-- START OF Records provided --
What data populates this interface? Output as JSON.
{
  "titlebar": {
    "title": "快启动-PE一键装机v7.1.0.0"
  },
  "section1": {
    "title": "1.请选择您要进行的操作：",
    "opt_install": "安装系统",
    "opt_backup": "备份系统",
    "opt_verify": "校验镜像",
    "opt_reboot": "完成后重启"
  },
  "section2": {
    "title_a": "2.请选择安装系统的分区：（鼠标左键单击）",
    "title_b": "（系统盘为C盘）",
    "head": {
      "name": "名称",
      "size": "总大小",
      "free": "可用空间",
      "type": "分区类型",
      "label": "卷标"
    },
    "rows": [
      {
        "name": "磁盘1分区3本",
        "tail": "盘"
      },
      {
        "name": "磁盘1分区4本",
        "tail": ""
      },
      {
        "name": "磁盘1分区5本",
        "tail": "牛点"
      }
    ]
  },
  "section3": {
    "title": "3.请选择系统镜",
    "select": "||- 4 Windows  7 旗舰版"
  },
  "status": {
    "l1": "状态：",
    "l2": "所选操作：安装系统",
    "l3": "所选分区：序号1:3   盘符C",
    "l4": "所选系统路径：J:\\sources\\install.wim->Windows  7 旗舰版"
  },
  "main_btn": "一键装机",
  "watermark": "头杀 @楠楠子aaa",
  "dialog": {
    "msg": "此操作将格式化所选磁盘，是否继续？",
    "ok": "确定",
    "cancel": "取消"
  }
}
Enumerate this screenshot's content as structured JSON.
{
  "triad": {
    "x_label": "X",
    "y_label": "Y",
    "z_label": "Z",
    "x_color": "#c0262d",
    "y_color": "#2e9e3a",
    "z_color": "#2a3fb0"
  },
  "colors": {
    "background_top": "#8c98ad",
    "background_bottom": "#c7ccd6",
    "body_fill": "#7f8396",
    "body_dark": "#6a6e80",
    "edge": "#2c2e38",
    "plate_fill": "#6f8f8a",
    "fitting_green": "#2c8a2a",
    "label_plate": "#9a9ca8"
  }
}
-- END OF Records provided --
# Written instruction
Retype the listing exactly, in full.

# The result
What data populates this interface? Output as JSON.
{
  "titlebar": {
    "title": "快启动-PE一键装机v7.1.0.0"
  },
  "section1": {
    "title": "1.请选择您要进行的操作：",
    "opt_install": "安装系统",
    "opt_backup": "备份系统",
    "opt_verify": "校验镜像",
    "opt_reboot": "完成后重启"
  },
  "section2": {
    "title_a": "2.请选择安装系统的分区：（鼠标左键单击）",
    "title_b": "（系统盘为C盘）",
    "head": {
      "name": "名称",
      "size": "总大小",
      "free": "可用空间",
      "type": "分区类型",
      "label": "卷标"
    },
    "rows": [
      {
        "name": "磁盘1分区3本",
        "tail": "盘"
      },
      {
        "name": "磁盘1分区4本",
        "tail": ""
      },
      {
        "name": "磁盘1分区5本",
        "tail": "牛点"
      }
    ]
  },
  "section3": {
    "title": "3.请选择系统镜",
    "select": "||- 4 Windows  7 旗舰版"
  },
  "status": {
    "l1": "状态：",
    "l2": "所选操作：安装系统",
    "l3": "所选分区：序号1:3   盘符C",
    "l4": "所选系统路径：J:\\sources\\install.wim->Windows  7 旗舰版"
  },
  "main_btn": "一键装机",
  "watermark": "头杀 @楠楠子aaa",
  "dialog": {
    "msg": "此操作将格式化所选磁盘，是否继续？",
    "ok": "确定",
    "cancel": "取消"
  }
}
Enumerate this screenshot's content as structured JSON.
{
  "triad": {
    "x_label": "X",
    "y_label": "Y",
    "z_label": "Z",
    "x_color": "#c0262d",
    "y_color": "#2e9e3a",
    "z_color": "#2a3fb0"
  },
  "colors": {
    "background_top": "#8c98ad",
    "background_bottom": "#c7ccd6",
    "body_fill": "#7f8396",
    "body_dark": "#6a6e80",
    "edge": "#2c2e38",
    "plate_fill": "#6f8f8a",
    "fitting_green": "#2c8a2a",
    "label_plate": "#9a9ca8"
  }
}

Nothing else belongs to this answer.